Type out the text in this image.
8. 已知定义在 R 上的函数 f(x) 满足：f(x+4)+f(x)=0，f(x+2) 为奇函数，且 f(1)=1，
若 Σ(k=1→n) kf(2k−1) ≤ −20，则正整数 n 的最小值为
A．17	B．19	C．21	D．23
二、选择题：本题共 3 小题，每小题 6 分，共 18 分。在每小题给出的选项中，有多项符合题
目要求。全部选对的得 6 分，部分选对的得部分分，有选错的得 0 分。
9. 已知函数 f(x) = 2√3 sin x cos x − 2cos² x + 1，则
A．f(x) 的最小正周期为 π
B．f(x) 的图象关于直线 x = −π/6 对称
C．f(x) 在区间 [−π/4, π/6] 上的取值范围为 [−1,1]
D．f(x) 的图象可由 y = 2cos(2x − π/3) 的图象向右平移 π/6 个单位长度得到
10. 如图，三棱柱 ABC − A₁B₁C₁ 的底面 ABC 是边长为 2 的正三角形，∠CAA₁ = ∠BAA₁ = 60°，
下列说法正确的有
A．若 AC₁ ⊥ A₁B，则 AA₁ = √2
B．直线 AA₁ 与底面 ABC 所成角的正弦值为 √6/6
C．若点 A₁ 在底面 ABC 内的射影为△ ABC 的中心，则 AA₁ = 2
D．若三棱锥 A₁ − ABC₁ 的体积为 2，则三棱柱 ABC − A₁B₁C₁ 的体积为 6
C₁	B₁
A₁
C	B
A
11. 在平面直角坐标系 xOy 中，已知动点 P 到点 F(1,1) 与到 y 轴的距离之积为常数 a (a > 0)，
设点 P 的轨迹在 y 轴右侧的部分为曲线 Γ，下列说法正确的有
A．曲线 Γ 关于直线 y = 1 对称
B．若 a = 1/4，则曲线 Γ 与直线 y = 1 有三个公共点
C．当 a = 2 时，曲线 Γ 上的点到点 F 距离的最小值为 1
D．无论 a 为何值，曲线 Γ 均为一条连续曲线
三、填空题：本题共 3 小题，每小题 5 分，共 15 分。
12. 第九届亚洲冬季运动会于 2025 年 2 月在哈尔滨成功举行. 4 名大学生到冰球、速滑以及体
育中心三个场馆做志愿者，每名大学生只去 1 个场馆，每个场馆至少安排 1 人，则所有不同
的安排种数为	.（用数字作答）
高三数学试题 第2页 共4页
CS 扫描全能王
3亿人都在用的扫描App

■ ■ ■ ■

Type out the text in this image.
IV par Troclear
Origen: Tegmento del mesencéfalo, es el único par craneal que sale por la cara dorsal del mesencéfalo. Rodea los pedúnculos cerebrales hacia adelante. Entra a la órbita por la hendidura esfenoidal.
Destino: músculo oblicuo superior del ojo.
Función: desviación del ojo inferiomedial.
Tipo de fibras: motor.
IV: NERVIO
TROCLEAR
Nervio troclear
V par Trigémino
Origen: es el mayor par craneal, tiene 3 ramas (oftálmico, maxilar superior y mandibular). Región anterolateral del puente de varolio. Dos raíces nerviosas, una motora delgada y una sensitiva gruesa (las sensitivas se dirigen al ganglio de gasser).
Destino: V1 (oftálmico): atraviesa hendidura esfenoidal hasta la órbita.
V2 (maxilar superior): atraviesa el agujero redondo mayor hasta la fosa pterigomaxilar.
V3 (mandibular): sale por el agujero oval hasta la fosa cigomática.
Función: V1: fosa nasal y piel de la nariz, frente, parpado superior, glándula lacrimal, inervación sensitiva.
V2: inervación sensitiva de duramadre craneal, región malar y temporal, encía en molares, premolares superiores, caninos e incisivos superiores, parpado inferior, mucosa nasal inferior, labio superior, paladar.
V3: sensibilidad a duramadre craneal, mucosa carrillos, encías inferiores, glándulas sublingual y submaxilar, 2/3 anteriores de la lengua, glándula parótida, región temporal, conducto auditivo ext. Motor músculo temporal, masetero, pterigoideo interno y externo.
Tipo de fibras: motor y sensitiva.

■ ■ ■ ■

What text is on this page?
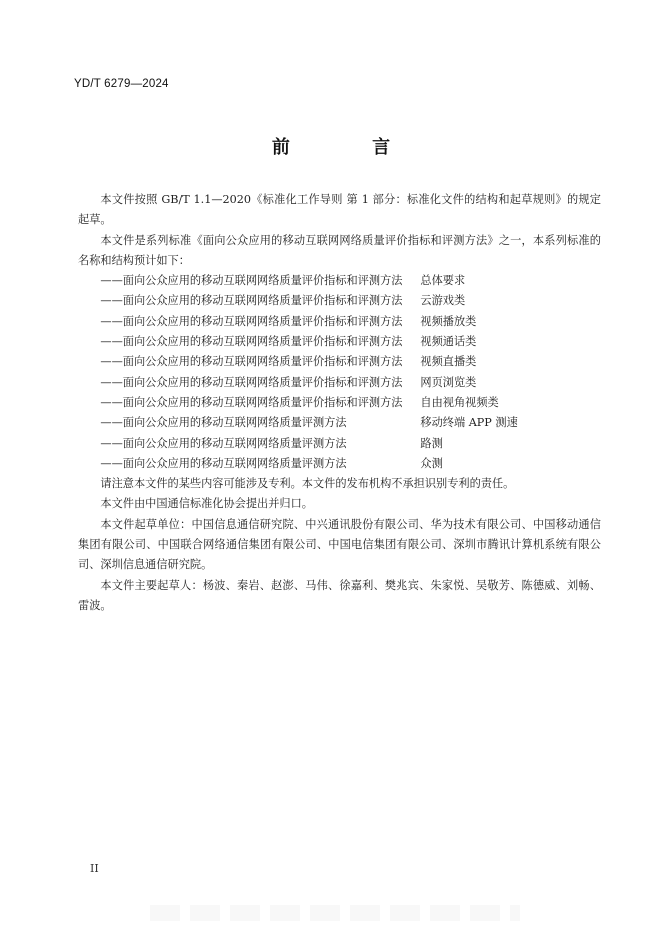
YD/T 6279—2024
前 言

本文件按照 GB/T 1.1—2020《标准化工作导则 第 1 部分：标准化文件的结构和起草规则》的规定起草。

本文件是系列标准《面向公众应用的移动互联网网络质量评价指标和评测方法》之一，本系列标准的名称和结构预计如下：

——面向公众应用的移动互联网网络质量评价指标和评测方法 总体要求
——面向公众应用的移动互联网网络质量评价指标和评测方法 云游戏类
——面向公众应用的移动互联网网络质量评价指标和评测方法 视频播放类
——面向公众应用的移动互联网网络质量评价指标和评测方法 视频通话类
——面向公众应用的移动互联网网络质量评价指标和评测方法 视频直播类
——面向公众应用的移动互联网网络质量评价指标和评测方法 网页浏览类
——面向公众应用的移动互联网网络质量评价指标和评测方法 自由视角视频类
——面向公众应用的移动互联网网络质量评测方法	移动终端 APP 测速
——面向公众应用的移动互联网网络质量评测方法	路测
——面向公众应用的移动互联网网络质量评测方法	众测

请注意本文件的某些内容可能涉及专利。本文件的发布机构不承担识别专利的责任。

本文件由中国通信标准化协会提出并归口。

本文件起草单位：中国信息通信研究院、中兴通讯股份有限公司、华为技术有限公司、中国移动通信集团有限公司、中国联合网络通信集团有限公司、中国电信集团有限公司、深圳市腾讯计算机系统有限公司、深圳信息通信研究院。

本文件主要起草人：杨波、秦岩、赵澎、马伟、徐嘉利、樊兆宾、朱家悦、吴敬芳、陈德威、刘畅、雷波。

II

■ ■ ■ ■

▶ _Directions for this task_
Pull out each line of the listing that holds the string "mucosa".

▶ _The response_
V2: inervación sensitiva de duramadre craneal, región malar y temporal, encía en molares, premolares superiores, caninos e incisivos superiores, parpado inferior, mucosa nasal inferior, labio superior, paladar.
V3: sensibilidad a duramadre craneal, mucosa carrillos, encías inferiores, glándulas sublingual y submaxilar, 2/3 anteriores de la lengua, glándula parótida, región temporal, conducto auditivo ext. Motor músculo temporal, masetero, pterigoideo interno y externo.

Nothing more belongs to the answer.